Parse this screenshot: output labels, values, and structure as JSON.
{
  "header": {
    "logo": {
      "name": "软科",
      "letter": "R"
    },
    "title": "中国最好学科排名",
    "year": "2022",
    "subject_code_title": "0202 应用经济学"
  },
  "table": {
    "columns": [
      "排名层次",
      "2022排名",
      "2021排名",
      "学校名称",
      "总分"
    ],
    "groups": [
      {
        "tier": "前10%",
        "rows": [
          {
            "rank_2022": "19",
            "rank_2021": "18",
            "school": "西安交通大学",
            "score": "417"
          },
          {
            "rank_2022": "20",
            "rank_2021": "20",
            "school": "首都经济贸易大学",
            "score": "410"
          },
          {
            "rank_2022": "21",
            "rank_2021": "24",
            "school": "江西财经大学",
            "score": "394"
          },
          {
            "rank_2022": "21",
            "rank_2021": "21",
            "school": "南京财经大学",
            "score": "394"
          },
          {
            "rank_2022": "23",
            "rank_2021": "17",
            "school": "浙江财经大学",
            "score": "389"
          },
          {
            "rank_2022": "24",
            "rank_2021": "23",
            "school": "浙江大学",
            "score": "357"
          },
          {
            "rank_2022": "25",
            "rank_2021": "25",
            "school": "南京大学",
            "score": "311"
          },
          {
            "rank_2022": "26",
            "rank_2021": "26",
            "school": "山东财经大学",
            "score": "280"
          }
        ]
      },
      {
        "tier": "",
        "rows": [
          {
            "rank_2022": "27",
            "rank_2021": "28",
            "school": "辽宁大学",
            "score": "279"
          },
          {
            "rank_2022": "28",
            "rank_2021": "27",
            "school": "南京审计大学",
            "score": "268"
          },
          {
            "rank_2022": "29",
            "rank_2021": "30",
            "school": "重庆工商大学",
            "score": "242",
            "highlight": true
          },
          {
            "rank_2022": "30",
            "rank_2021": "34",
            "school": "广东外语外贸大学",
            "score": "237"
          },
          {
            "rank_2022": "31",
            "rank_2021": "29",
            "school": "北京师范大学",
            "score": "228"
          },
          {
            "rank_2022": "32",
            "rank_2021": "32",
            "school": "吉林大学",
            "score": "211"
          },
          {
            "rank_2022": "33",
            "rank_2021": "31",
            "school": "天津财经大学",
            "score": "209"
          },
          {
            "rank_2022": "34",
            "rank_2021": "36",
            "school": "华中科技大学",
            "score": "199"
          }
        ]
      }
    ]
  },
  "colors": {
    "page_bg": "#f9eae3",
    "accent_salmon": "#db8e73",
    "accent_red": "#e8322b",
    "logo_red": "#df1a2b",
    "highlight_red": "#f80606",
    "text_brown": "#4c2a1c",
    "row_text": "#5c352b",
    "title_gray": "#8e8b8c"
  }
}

:::::

Output all of the material, please, exactly as it stands.

Problem solution
Parse this screenshot: output labels, values, and structure as JSON.
{
  "header": {
    "logo": {
      "name": "软科",
      "letter": "R"
    },
    "title": "中国最好学科排名",
    "year": "2022",
    "subject_code_title": "0202 应用经济学"
  },
  "table": {
    "columns": [
      "排名层次",
      "2022排名",
      "2021排名",
      "学校名称",
      "总分"
    ],
    "groups": [
      {
        "tier": "前10%",
        "rows": [
          {
            "rank_2022": "19",
            "rank_2021": "18",
            "school": "西安交通大学",
            "score": "417"
          },
          {
            "rank_2022": "20",
            "rank_2021": "20",
            "school": "首都经济贸易大学",
            "score": "410"
          },
          {
            "rank_2022": "21",
            "rank_2021": "24",
            "school": "江西财经大学",
            "score": "394"
          },
          {
            "rank_2022": "21",
            "rank_2021": "21",
            "school": "南京财经大学",
            "score": "394"
          },
          {
            "rank_2022": "23",
            "rank_2021": "17",
            "school": "浙江财经大学",
            "score": "389"
          },
          {
            "rank_2022": "24",
            "rank_2021": "23",
            "school": "浙江大学",
            "score": "357"
          },
          {
            "rank_2022": "25",
            "rank_2021": "25",
            "school": "南京大学",
            "score": "311"
          },
          {
            "rank_2022": "26",
            "rank_2021": "26",
            "school": "山东财经大学",
            "score": "280"
          }
        ]
      },
      {
        "tier": "",
        "rows": [
          {
            "rank_2022": "27",
            "rank_2021": "28",
            "school": "辽宁大学",
            "score": "279"
          },
          {
            "rank_2022": "28",
            "rank_2021": "27",
            "school": "南京审计大学",
            "score": "268"
          },
          {
            "rank_2022": "29",
            "rank_2021": "30",
            "school": "重庆工商大学",
            "score": "242",
            "highlight": true
          },
          {
            "rank_2022": "30",
            "rank_2021": "34",
            "school": "广东外语外贸大学",
            "score": "237"
          },
          {
            "rank_2022": "31",
            "rank_2021": "29",
            "school": "北京师范大学",
            "score": "228"
          },
          {
            "rank_2022": "32",
            "rank_2021": "32",
            "school": "吉林大学",
            "score": "211"
          },
          {
            "rank_2022": "33",
            "rank_2021": "31",
            "school": "天津财经大学",
            "score": "209"
          },
          {
            "rank_2022": "34",
            "rank_2021": "36",
            "school": "华中科技大学",
            "score": "199"
          }
        ]
      }
    ]
  },
  "colors": {
    "page_bg": "#f9eae3",
    "accent_salmon": "#db8e73",
    "accent_red": "#e8322b",
    "logo_red": "#df1a2b",
    "highlight_red": "#f80606",
    "text_brown": "#4c2a1c",
    "row_text": "#5c352b",
    "title_gray": "#8e8b8c"
  }
}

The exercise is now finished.